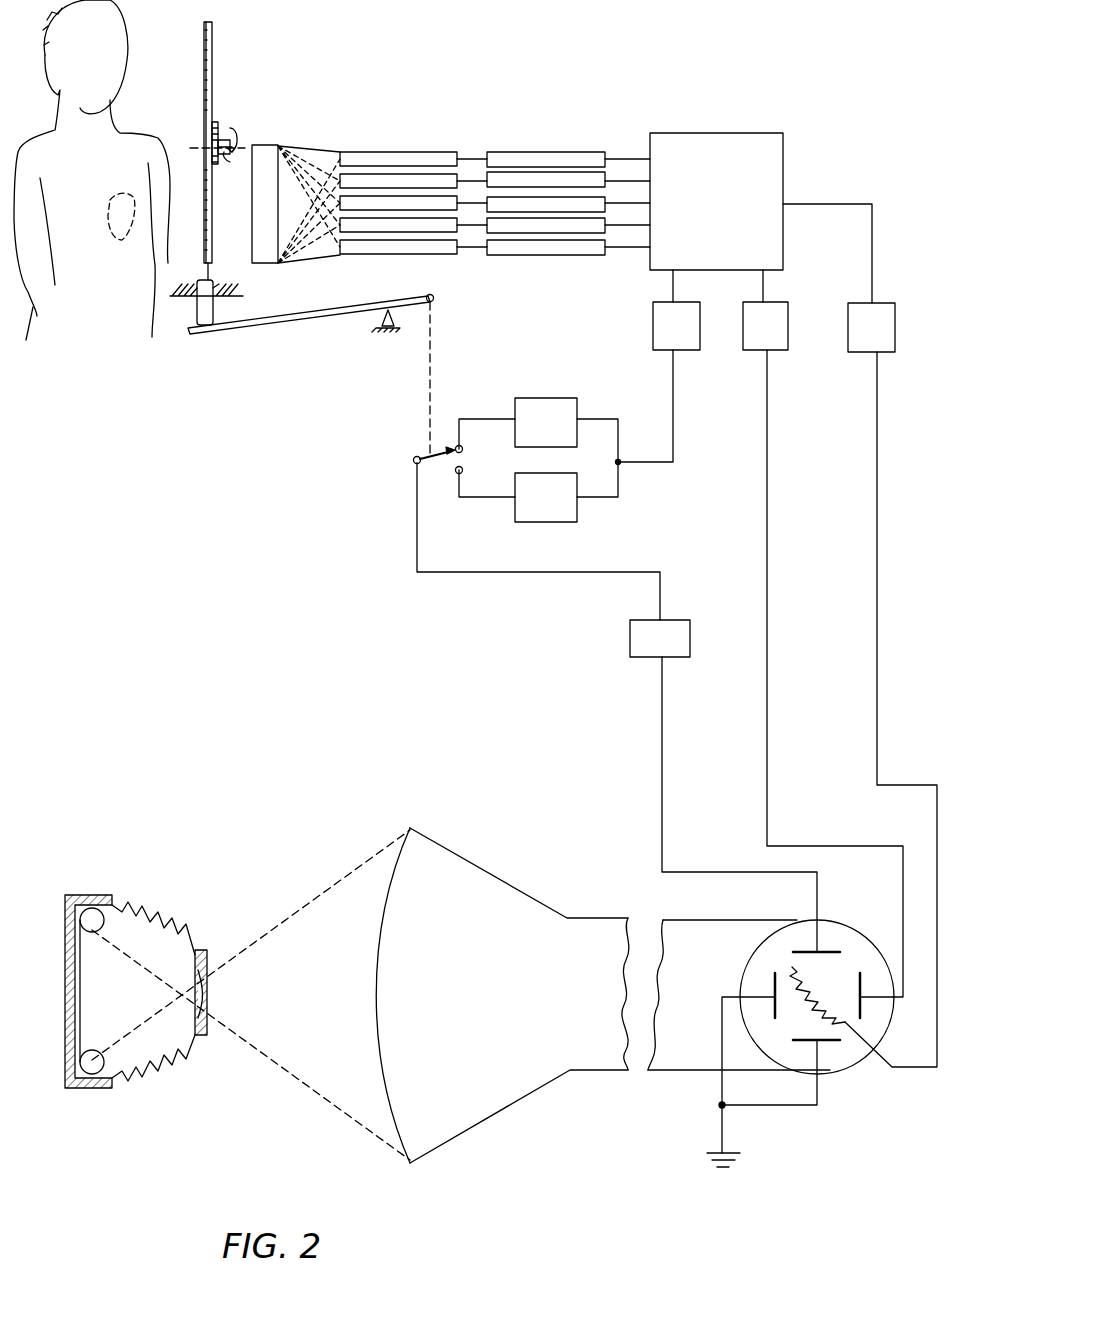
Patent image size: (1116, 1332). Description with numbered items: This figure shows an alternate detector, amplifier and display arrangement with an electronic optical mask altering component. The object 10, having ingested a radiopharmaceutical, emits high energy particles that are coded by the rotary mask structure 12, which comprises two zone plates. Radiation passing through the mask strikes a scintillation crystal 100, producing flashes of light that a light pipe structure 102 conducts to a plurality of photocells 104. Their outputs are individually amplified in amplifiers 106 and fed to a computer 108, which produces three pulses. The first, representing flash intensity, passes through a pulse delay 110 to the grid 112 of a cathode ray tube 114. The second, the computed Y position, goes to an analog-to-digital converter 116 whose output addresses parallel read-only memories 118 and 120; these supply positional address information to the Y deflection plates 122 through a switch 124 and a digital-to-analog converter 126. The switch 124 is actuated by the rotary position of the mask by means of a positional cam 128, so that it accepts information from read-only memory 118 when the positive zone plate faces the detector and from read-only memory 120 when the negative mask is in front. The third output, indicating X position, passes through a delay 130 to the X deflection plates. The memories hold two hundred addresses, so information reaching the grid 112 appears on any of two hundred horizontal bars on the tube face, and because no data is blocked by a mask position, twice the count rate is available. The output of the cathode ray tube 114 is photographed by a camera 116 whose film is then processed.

The object 10 is at (143, 104).
The rotary mask structure 12 is at (222, 98).
The scintillation crystal 100 is at (262, 147).
The light pipe structure 102 is at (312, 158).
The photocells 104 is at (413, 180).
The amplifiers 106 is at (540, 180).
The computer 108 is at (714, 132).
The pulse delay 110 is at (848, 308).
The grid 112 is at (810, 983).
The cathode ray tube 114 is at (570, 1097).
The analog-to-digital converter 116 is at (653, 306).
The read-only memory 118 is at (556, 398).
The read-only memory 120 is at (568, 522).
The Y deflection plates 122 is at (800, 1032).
The switch 124 is at (436, 464).
The digital-to-analog converter 126 is at (630, 641).
The positional cam 128 is at (215, 300).
The delay 130 is at (743, 308).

+ + +

#### DIRECTIVE:
Write out, word for word, the stretch of the entries from their start through the line containing "The amplifiers 106 is at (540, 180).", including both ends, and leave the pictures out.

#### RESULT OF THE EXERCISE:
Patent image size: (1116, 1332). Description with numbered items: This figure shows an alternate detector, amplifier and display arrangement with an electronic optical mask altering component. The object 10, having ingested a radiopharmaceutical, emits high energy particles that are coded by the rotary mask structure 12, which comprises two zone plates. Radiation passing through the mask strikes a scintillation crystal 100, producing flashes of light that a light pipe structure 102 conducts to a plurality of photocells 104. Their outputs are individually amplified in amplifiers 106 and fed to a computer 108, which produces three pulses. The first, representing flash intensity, passes through a pulse delay 110 to the grid 112 of a cathode ray tube 114. The second, the computed Y position, goes to an analog-to-digital converter 116 whose output addresses parallel read-only memories 118 and 120; these supply positional address information to the Y deflection plates 122 through a switch 124 and a digital-to-analog converter 126. The switch 124 is actuated by the rotary position of the mask by means of a positional cam 128, so that it accepts information from read-only memory 118 when the positive zone plate faces the detector and from read-only memory 120 when the negative mask is in front. The third output, indicating X position, passes through a delay 130 to the X deflection plates. The memories hold two hundred addresses, so information reaching the grid 112 appears on any of two hundred horizontal bars on the tube face, and because no data is blocked by a mask position, twice the count rate is available. The output of the cathode ray tube 114 is photographed by a camera 116 whose film is then processed.

The object 10 is at (143, 104).
The rotary mask structure 12 is at (222, 98).
The scintillation crystal 100 is at (262, 147).
The light pipe structure 102 is at (312, 158).
The photocells 104 is at (413, 180).
The amplifiers 106 is at (540, 180).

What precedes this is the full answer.